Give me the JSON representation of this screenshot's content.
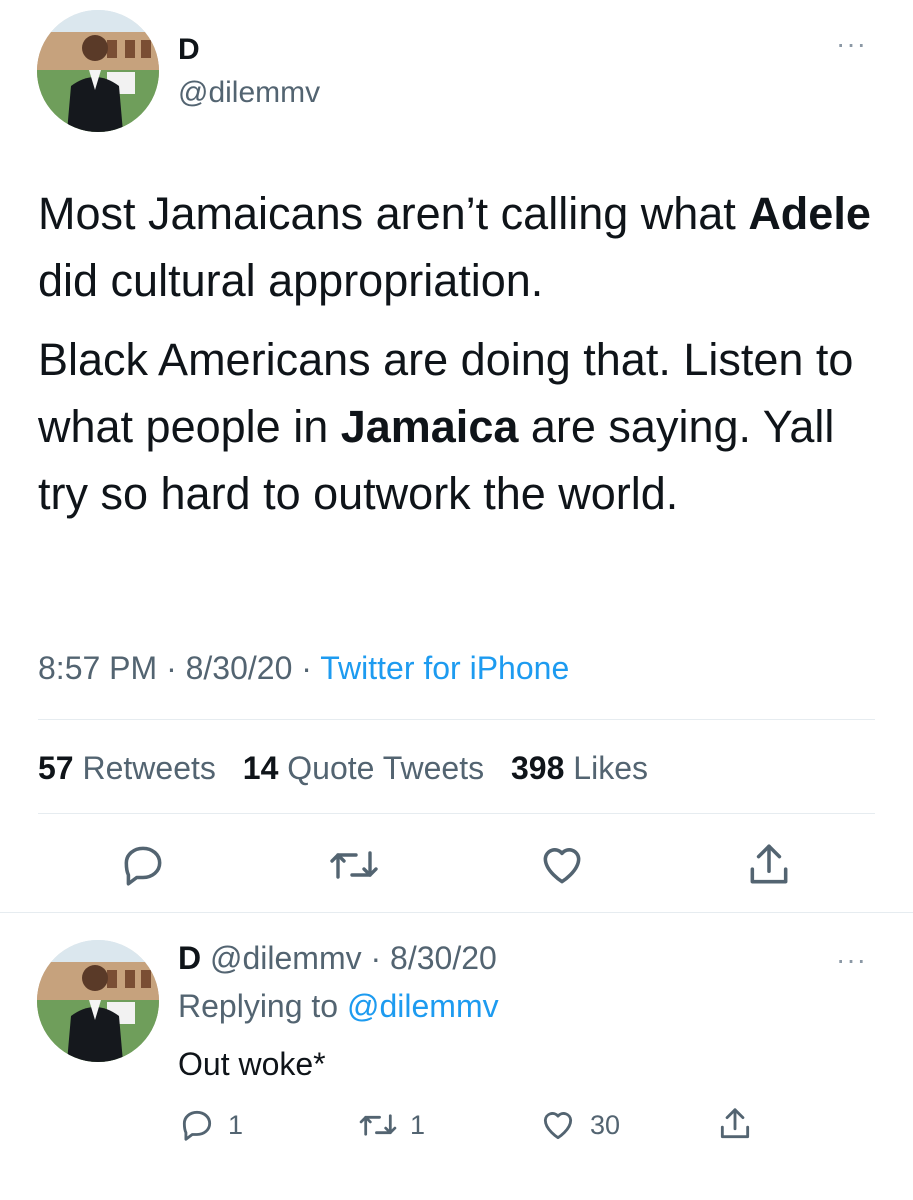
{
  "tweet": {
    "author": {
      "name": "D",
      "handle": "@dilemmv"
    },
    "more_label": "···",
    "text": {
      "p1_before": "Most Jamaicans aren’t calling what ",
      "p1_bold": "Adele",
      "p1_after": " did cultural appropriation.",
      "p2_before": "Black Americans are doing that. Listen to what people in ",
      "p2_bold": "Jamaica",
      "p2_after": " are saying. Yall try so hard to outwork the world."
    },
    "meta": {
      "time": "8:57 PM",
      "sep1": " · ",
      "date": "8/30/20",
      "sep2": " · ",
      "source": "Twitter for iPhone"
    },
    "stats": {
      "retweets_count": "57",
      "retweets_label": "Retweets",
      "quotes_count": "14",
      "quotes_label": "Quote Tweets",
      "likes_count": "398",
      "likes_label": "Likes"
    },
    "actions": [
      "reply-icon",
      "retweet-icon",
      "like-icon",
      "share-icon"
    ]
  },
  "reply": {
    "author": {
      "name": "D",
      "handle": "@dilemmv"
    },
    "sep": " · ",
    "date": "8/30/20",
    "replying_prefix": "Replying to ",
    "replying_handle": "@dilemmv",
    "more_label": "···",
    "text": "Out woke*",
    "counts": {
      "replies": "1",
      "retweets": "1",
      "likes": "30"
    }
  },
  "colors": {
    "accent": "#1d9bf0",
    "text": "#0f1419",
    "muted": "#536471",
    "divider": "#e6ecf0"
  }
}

==

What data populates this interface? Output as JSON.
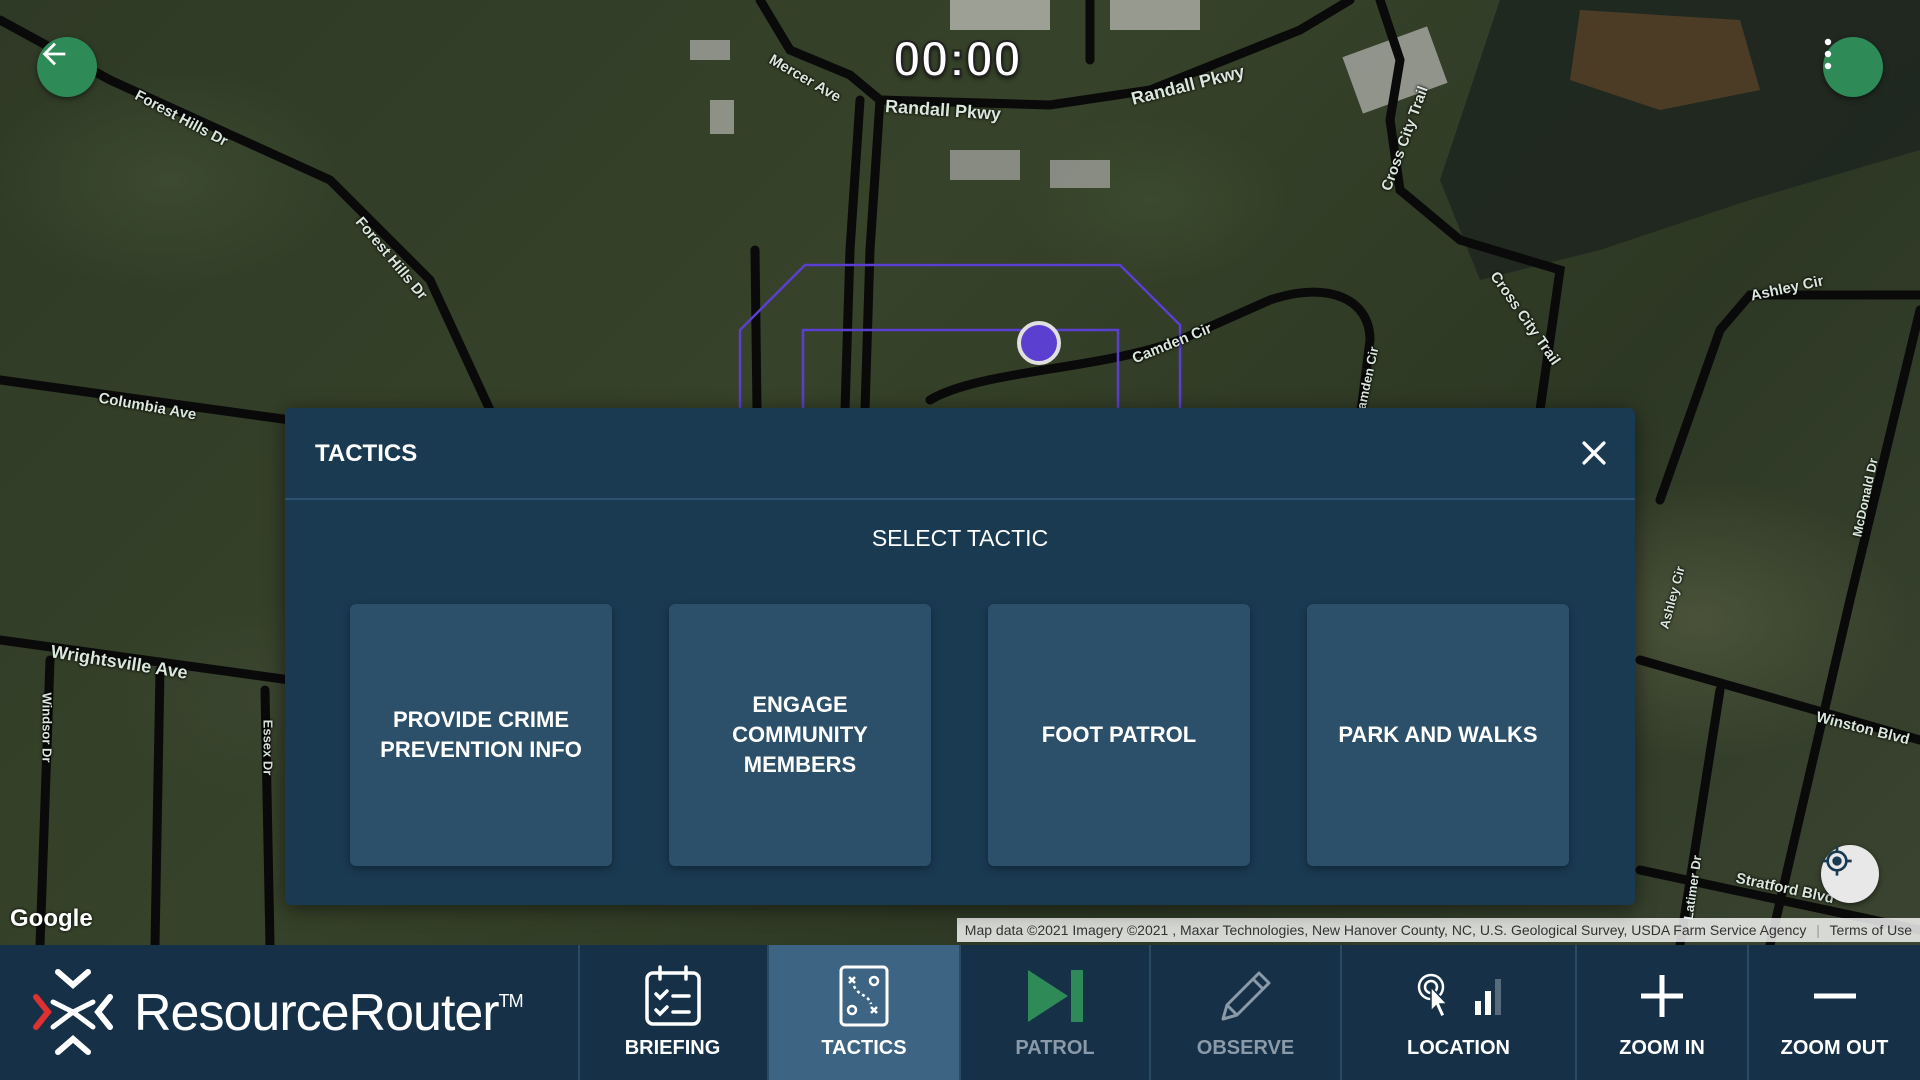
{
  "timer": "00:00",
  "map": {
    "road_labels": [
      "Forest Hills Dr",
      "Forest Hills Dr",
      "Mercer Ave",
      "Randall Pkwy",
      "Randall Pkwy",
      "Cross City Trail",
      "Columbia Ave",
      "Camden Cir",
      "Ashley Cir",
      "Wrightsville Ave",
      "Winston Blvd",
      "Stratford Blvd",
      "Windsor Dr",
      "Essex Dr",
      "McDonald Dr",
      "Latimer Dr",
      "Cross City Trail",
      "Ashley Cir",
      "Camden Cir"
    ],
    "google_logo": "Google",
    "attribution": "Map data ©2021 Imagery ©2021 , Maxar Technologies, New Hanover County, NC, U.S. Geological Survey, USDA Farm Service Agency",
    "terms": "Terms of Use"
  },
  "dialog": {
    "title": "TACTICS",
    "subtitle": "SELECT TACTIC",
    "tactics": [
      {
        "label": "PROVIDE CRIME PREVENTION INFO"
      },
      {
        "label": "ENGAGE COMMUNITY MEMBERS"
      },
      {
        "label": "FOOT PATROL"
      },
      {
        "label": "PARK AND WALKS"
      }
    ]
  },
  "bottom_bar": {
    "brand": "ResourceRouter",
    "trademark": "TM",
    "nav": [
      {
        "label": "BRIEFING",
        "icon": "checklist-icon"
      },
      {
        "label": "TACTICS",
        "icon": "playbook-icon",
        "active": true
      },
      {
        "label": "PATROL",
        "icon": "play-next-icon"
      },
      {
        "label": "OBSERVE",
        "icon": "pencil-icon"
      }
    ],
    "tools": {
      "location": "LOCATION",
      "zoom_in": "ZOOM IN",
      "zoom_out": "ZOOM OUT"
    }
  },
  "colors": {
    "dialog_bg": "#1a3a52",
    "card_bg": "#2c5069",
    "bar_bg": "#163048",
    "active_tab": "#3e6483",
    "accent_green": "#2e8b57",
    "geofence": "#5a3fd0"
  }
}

Work instructions » Write out every line of the listing that holds the word "JSON".

Exercise response »
Give me the JSON representation of this screenshot's content.
What data populates this interface? Output as JSON.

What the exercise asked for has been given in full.